The task. Look for "document" in the listing below. Gather each line that contains it.

:: Information supplied ::

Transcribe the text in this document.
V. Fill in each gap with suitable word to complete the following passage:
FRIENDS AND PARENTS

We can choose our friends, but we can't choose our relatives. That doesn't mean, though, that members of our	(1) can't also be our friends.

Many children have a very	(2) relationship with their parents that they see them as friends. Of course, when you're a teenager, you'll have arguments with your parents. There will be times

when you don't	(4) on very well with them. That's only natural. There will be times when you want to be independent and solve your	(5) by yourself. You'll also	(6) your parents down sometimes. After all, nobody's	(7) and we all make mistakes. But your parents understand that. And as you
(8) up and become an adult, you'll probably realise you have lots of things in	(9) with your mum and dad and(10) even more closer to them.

:::
:: Information supplied ::

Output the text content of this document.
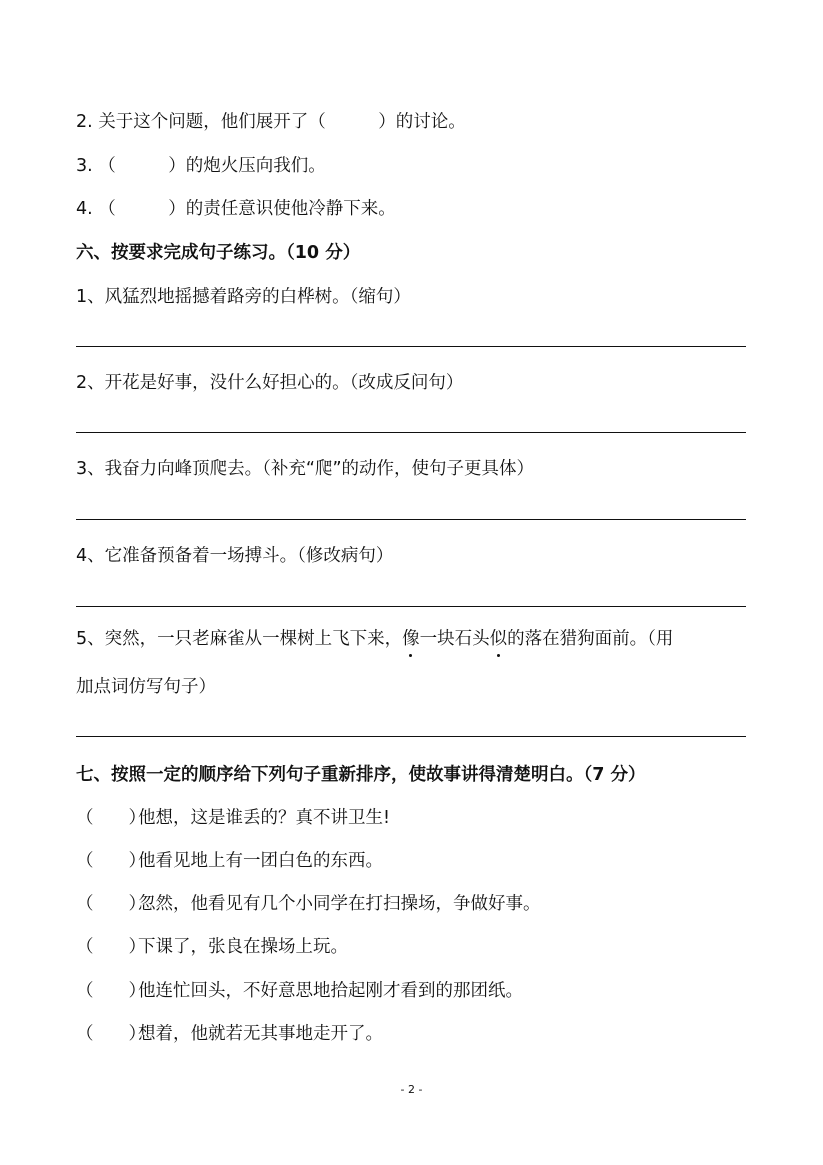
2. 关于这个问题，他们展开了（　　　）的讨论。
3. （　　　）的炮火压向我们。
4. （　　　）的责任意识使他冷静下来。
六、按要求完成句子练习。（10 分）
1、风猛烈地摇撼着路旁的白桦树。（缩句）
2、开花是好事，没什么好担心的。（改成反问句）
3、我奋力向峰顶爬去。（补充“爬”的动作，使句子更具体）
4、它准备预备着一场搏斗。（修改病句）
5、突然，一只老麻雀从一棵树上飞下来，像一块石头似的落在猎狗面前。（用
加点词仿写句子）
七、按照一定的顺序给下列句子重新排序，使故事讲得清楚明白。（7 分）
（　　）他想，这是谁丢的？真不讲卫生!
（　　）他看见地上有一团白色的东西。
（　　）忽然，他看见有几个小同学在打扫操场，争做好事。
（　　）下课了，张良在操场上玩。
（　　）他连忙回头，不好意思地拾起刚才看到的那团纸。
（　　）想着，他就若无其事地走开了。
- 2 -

:::
:: Information supplied ::

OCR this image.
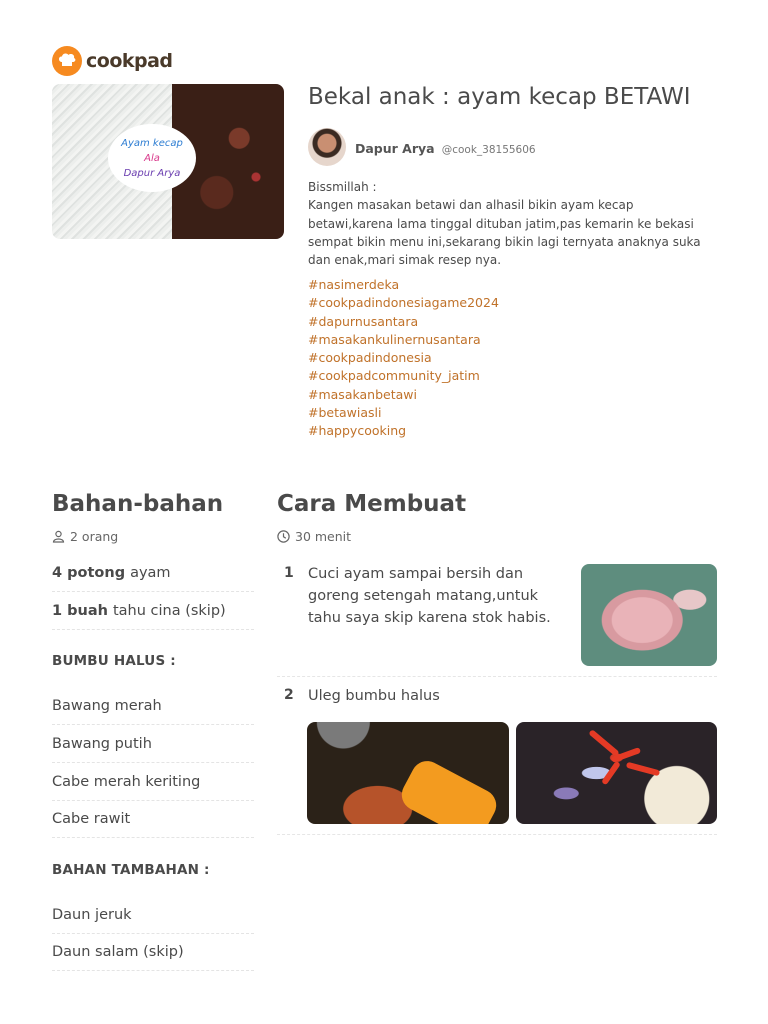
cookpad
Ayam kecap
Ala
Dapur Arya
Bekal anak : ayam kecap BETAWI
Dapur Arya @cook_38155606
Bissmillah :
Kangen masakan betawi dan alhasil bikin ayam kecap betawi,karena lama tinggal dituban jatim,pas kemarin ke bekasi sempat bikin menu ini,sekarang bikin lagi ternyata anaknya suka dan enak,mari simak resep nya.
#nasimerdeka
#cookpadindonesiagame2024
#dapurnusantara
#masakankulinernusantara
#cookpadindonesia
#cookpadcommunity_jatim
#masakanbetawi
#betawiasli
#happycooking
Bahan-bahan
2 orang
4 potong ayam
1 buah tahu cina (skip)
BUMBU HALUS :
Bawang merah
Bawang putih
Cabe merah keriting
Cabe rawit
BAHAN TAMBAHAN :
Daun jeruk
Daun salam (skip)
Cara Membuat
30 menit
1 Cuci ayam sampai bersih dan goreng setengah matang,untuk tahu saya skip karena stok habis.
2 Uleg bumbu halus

:::

Final result.
Transcribe the text in this document.
Output the text content of this document.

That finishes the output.